EXERCISE GOAL: Gather up the lines with the word "用广播指令" in them.

Data records:
— Begin —
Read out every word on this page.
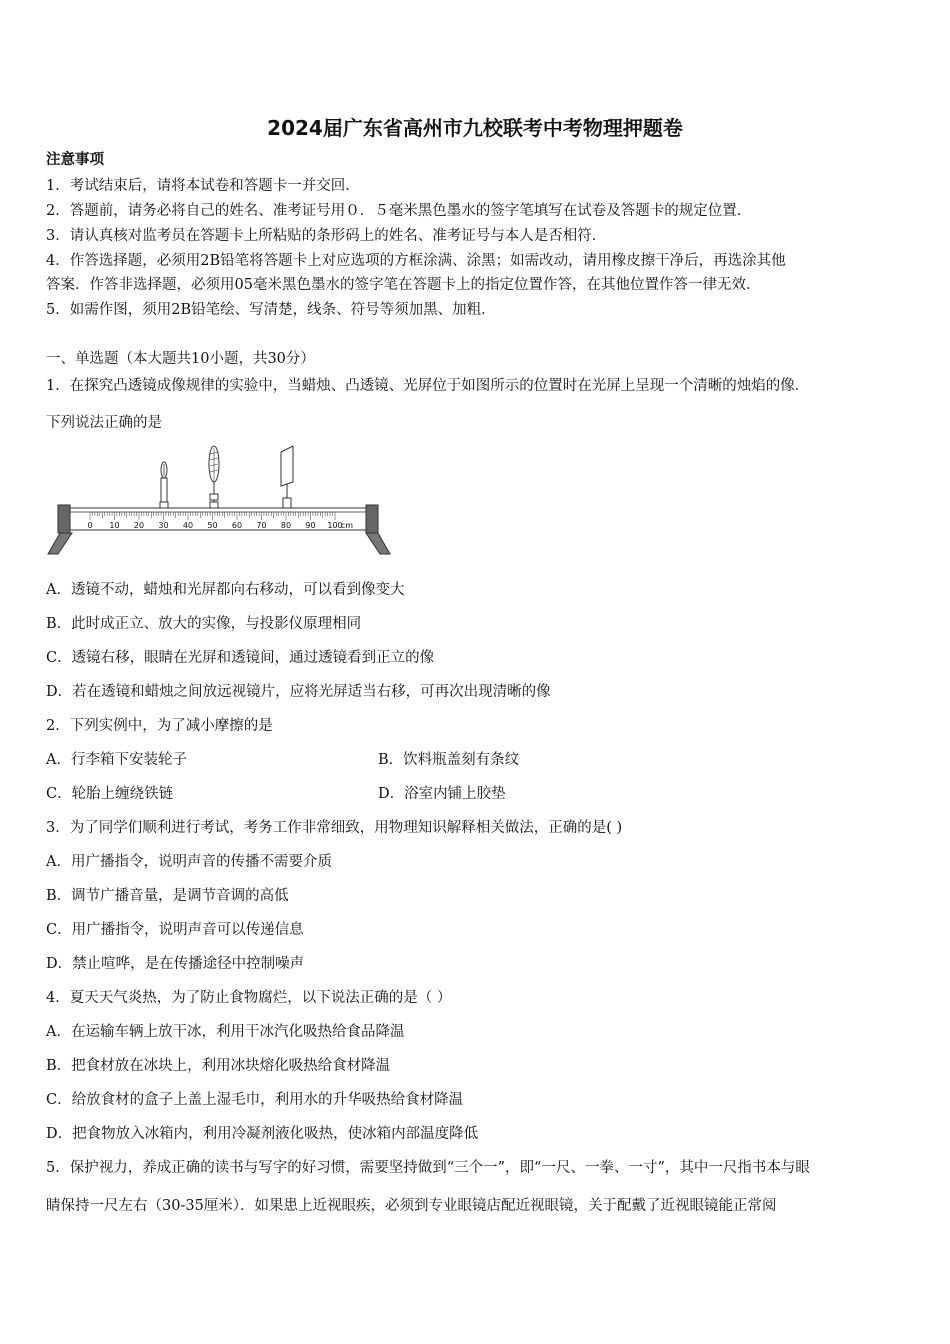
2024届广东省高州市九校联考中考物理押题卷
注意事项
1．考试结束后，请将本试卷和答题卡一并交回．
2．答题前，请务必将自己的姓名、准考证号用０．５毫米黑色墨水的签字笔填写在试卷及答题卡的规定位置．
3．请认真核对监考员在答题卡上所粘贴的条形码上的姓名、准考证号与本人是否相符．
4．作答选择题，必须用2B铅笔将答题卡上对应选项的方框涂满、涂黑；如需改动，请用橡皮擦干净后，再选涂其他
答案．作答非选择题，必须用05毫米黑色墨水的签字笔在答题卡上的指定位置作答，在其他位置作答一律无效．
5．如需作图，须用2B铅笔绘、写清楚，线条、符号等须加黑、加粗．
一、单选题（本大题共10小题，共30分）
1．在探究凸透镜成像规律的实验中，当蜡烛、凸透镜、光屏位于如图所示的位置时在光屏上呈现一个清晰的烛焰的像．
下列说法正确的是
0 10 20 30 40 50 60 70 80 90 100
cm
A．透镜不动，蜡烛和光屏都向右移动，可以看到像变大
B．此时成正立、放大的实像，与投影仪原理相同
C．透镜右移，眼睛在光屏和透镜间，通过透镜看到正立的像
D．若在透镜和蜡烛之间放远视镜片，应将光屏适当右移，可再次出现清晰的像
2．下列实例中，为了减小摩擦的是
A．行李箱下安装轮子	B．饮料瓶盖刻有条纹
C．轮胎上缠绕铁链	D．浴室内铺上胶垫
3．为了同学们顺利进行考试，考务工作非常细致，用物理知识解释相关做法，正确的是( )
A．用广播指令，说明声音的传播不需要介质
B．调节广播音量，是调节音调的高低
C．用广播指令，说明声音可以传递信息
D．禁止喧哗，是在传播途径中控制噪声
4．夏天天气炎热，为了防止食物腐烂，以下说法正确的是（ ）
A．在运输车辆上放干冰，利用干冰汽化吸热给食品降温
B．把食材放在冰块上，利用冰块熔化吸热给食材降温
C．给放食材的盒子上盖上湿毛巾，利用水的升华吸热给食材降温
D．把食物放入冰箱内，利用冷凝剂液化吸热，使冰箱内部温度降低
5．保护视力，养成正确的读书与写字的好习惯，需要坚持做到“三个一”，即“一尺、一拳、一寸”，其中一尺指书本与眼
睛保持一尺左右（30-35厘米）．如果患上近视眼疾，必须到专业眼镜店配近视眼镜，关于配戴了近视眼镜能正常阅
— End —
OUTPUT FOR THIS EXERCISE:
A．用广播指令，说明声音的传播不需要介质
C．用广播指令，说明声音可以传递信息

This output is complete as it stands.